* **Selection**
How do I pick a Graphics Card?

4 minute read

The graphics card has evolved from just rendering graphics on screen to also having a powerful on-board processor. That’s why you’ll commonly see a graphics card being referred to as a GPU, a Graphical Processing Unit.

Choose a Graphics Card in 5 Steps:

There are many technologies that make a great graphics card and learning how it all works together will help you choose the perfect card for you.

Manufacturers like ASUS, Gigabyte and EVGA produce their own brand of graphics card. They differ from each other in terms of their memory type, speed and bandwidth as well as the heatsinks used.

All these cards are powered by either NVidia or AMD GPU’s. The GPU is responsible for all the mathematical calculations needed to render the pictures you see on your screen and is what drives your graphics experience.

Do you need a separate Graphics card? The processor you’ve already chosen will include a GPU in the processor, all in one chip. Intel calls this integrated graphics and AMD calls this an APU (Accelerated Processing Unit). These are really useful for business and budget PCs that only need things like HD video and general computer use.

Step 1: Look at the GPU first then the brand

NVidia’s current range of GeForce 700 and 900 series and AMD’s Radeon R7 and Radeon R9 series are a good starting point to pick your GPU. Higher model numbers like GT 720 and GTX 950 (NVidia) or 360 and 390 (AMD) indicate newer GPU’s.

AMD’s Radeon R7 and Radeon R9 series and NVidia’s GeForce 700 and 900 series is a good place to start looking for graphics cards

Also look out for the GPU’s clock speed – put simply higher numbers show that the GPU is faster at doing the maths – exactly what you want for drawing graphics to your screen.

Which series and model of GPU you pick will depend on your intended use and the size of your budget.

Step 2: Compare Memory Types, Clock Speeds and Bit Rates

Data ready to be processed by the GPU is held on the graphic card’s own dedicated memory chips called GDDR3 and GDDR5. These chips run at higher clock speeds compared to normal desktop memory.

* **Stored data**
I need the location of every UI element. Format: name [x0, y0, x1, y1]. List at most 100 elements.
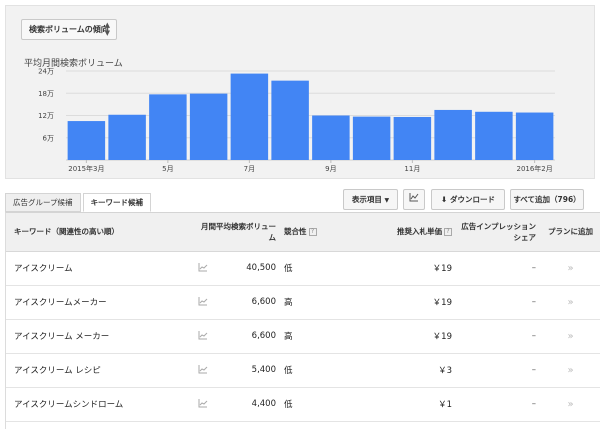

* **Goal**
Transcribe the whole graphics card guide above word for word, keeping every line, heading, and punctuation mark unchanged.

* **Task output**
How do I pick a Graphics Card?

4 minute read

The graphics card has evolved from just rendering graphics on screen to also having a powerful on-board processor. That’s why you’ll commonly see a graphics card being referred to as a GPU, a Graphical Processing Unit.

Choose a Graphics Card in 5 Steps:

There are many technologies that make a great graphics card and learning how it all works together will help you choose the perfect card for you.

Manufacturers like ASUS, Gigabyte and EVGA produce their own brand of graphics card. They differ from each other in terms of their memory type, speed and bandwidth as well as the heatsinks used.

All these cards are powered by either NVidia or AMD GPU’s. The GPU is responsible for all the mathematical calculations needed to render the pictures you see on your screen and is what drives your graphics experience.

Do you need a separate Graphics card? The processor you’ve already chosen will include a GPU in the processor, all in one chip. Intel calls this integrated graphics and AMD calls this an APU (Accelerated Processing Unit). These are really useful for business and budget PCs that only need things like HD video and general computer use.

Step 1: Look at the GPU first then the brand

NVidia’s current range of GeForce 700 and 900 series and AMD’s Radeon R7 and Radeon R9 series are a good starting point to pick your GPU. Higher model numbers like GT 720 and GTX 950 (NVidia) or 360 and 390 (AMD) indicate newer GPU’s.

AMD’s Radeon R7 and Radeon R9 series and NVidia’s GeForce 700 and 900 series is a good place to start looking for graphics cards

Also look out for the GPU’s clock speed – put simply higher numbers show that the GPU is faster at doing the maths – exactly what you want for drawing graphics to your screen.

Which series and model of GPU you pick will depend on your intended use and the size of your budget.

Step 2: Compare Memory Types, Clock Speeds and Bit Rates

Data ready to be processed by the GPU is held on the graphic card’s own dedicated memory chips called GDDR3 and GDDR5. These chips run at higher clock speeds compared to normal desktop memory.